──────── INPUT ROWS

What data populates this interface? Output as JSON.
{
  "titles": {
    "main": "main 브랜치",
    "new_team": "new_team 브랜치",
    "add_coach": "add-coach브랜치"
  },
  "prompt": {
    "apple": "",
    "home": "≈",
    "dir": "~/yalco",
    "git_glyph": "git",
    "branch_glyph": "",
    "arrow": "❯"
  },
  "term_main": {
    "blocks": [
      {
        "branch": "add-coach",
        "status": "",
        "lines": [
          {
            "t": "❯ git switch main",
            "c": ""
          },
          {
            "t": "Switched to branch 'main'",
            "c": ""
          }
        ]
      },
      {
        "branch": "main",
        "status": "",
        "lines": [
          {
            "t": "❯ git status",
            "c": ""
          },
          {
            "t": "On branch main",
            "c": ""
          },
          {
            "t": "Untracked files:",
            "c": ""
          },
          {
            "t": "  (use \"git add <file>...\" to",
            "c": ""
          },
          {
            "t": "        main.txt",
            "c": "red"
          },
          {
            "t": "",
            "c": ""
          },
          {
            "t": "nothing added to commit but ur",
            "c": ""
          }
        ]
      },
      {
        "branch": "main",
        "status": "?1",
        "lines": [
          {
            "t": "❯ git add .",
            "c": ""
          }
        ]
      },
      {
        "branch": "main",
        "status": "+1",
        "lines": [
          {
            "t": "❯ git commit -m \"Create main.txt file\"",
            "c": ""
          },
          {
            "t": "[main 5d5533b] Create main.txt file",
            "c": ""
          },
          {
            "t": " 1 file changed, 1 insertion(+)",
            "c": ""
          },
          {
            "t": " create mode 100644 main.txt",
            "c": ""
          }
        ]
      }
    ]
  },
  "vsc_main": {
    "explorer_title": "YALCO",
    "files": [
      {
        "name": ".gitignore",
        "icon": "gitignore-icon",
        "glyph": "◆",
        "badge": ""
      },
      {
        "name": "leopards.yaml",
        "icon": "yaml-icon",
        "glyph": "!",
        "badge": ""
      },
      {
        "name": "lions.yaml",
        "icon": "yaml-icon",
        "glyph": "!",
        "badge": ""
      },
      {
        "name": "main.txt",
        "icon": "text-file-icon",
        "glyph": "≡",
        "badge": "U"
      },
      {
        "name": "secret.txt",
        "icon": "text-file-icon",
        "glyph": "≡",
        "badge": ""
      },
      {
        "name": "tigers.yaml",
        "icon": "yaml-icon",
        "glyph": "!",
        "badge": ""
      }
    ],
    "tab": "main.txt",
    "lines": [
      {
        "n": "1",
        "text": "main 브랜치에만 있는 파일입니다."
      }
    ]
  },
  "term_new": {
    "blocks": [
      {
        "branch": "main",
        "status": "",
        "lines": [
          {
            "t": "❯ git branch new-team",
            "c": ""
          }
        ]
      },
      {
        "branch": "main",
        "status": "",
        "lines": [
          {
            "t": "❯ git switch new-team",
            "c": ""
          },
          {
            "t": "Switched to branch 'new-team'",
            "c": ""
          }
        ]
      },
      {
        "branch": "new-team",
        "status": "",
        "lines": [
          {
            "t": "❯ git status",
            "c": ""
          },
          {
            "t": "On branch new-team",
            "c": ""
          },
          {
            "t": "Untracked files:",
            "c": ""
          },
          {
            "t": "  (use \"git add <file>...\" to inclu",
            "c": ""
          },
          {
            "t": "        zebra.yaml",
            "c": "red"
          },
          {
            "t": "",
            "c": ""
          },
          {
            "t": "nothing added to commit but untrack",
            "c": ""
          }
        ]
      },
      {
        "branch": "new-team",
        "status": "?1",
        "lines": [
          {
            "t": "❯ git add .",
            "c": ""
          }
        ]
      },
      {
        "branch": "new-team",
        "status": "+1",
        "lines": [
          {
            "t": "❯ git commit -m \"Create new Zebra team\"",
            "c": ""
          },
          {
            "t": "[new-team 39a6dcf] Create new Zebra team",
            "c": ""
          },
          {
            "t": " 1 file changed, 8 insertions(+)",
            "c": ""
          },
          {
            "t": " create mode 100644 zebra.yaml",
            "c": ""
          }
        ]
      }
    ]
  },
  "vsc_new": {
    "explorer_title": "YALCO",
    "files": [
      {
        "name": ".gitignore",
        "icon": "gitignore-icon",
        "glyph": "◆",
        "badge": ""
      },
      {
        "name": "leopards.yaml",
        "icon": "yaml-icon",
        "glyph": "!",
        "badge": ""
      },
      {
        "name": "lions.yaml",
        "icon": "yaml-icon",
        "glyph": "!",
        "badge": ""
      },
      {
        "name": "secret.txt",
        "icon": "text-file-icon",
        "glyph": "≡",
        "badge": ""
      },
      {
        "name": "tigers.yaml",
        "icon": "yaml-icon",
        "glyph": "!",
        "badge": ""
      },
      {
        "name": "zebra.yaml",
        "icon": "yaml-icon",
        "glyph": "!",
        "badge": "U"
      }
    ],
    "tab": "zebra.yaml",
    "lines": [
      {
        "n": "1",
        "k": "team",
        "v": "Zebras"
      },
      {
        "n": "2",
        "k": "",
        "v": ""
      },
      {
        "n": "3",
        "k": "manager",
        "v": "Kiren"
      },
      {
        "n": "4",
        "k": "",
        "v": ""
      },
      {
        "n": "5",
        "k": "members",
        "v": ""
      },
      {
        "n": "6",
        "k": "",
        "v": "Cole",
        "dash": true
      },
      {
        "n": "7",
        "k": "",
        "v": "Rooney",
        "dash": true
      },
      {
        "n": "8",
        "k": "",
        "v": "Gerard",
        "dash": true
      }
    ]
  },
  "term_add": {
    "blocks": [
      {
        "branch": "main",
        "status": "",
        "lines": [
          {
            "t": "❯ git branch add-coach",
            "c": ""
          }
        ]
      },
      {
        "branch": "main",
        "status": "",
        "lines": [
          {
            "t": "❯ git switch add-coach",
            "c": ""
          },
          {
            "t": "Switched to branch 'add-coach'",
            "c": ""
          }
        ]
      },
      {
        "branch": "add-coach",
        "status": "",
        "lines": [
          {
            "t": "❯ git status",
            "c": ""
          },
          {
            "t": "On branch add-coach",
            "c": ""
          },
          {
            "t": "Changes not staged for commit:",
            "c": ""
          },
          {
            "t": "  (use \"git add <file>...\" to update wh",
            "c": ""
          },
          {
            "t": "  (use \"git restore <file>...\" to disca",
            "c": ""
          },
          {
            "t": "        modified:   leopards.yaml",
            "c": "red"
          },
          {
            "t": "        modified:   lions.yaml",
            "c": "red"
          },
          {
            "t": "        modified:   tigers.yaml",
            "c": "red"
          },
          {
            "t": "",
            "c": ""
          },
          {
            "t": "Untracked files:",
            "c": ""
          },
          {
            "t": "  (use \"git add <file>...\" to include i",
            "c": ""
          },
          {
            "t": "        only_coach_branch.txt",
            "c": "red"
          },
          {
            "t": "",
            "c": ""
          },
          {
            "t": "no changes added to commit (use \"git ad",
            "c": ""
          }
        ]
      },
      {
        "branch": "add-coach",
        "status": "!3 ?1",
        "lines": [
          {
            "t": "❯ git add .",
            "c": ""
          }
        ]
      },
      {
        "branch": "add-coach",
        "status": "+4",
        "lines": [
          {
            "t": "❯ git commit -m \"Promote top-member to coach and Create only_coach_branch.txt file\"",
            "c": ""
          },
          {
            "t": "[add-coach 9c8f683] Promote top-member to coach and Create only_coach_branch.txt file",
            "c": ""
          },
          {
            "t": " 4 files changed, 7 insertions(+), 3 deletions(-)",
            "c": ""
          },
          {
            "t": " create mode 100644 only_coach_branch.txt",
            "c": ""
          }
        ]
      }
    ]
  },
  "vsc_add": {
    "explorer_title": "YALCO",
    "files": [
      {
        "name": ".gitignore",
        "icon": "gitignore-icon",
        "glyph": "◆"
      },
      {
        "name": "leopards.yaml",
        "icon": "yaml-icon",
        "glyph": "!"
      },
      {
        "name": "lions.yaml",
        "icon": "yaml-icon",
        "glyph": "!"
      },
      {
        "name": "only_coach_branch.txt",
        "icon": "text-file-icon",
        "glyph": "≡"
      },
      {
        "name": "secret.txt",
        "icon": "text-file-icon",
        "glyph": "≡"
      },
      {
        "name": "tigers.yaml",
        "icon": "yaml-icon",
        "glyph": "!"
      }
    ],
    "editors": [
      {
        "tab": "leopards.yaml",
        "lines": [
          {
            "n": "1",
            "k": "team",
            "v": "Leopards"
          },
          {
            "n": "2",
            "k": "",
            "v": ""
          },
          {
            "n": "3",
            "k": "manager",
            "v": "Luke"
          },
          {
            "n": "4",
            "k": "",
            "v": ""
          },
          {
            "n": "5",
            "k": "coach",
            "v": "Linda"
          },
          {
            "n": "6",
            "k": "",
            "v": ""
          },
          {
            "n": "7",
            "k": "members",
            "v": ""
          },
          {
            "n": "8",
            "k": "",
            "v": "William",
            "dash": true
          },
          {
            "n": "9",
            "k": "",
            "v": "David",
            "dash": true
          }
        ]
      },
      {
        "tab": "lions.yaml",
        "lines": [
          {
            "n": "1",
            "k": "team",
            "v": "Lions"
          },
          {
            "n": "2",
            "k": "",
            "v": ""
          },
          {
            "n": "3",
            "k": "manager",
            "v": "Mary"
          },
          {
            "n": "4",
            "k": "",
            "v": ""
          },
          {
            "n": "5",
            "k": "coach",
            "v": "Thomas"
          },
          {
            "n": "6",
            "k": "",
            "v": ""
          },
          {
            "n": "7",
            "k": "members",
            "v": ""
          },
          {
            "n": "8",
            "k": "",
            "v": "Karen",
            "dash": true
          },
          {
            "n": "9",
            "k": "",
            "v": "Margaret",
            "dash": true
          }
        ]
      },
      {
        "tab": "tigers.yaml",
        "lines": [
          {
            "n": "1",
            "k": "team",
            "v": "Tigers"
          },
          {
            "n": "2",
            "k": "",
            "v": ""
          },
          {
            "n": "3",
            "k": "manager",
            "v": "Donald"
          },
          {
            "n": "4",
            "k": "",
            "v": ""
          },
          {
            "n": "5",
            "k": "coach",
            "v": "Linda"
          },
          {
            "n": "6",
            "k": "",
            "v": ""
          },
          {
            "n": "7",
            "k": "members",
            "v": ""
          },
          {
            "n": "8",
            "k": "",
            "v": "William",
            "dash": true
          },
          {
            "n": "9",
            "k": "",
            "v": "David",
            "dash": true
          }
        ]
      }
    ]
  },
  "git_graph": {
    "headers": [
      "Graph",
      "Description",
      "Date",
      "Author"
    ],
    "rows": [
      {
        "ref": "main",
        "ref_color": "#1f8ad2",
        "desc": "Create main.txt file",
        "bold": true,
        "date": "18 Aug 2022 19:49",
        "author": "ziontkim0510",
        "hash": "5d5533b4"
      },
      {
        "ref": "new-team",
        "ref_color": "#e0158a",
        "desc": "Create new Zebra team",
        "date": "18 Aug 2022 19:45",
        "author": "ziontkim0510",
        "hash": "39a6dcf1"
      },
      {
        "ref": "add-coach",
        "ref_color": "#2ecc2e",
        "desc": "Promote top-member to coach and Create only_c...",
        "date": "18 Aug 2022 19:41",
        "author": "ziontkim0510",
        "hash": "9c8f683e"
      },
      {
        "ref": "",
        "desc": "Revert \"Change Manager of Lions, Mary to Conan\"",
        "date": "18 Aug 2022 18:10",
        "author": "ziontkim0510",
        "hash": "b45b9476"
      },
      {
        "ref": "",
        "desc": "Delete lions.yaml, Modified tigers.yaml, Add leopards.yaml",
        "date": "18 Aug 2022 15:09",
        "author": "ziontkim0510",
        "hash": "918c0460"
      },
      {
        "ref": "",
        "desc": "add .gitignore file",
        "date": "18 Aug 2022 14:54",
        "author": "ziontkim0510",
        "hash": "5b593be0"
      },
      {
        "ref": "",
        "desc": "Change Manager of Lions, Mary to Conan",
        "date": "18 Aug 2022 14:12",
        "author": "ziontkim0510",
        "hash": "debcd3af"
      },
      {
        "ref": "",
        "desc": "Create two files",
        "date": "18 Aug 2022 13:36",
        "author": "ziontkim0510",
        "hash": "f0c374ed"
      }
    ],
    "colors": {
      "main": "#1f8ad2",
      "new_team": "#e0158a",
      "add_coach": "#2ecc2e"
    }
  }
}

────────────────

> _WHAT YOU NEED TO DO_: Find the lines above that include the string "Conan" and copy them.

> _WRITTEN SOLUTION_:
        "desc": "Revert \"Change Manager of Lions, Mary to Conan\"",
        "desc": "Change Manager of Lions, Mary to Conan",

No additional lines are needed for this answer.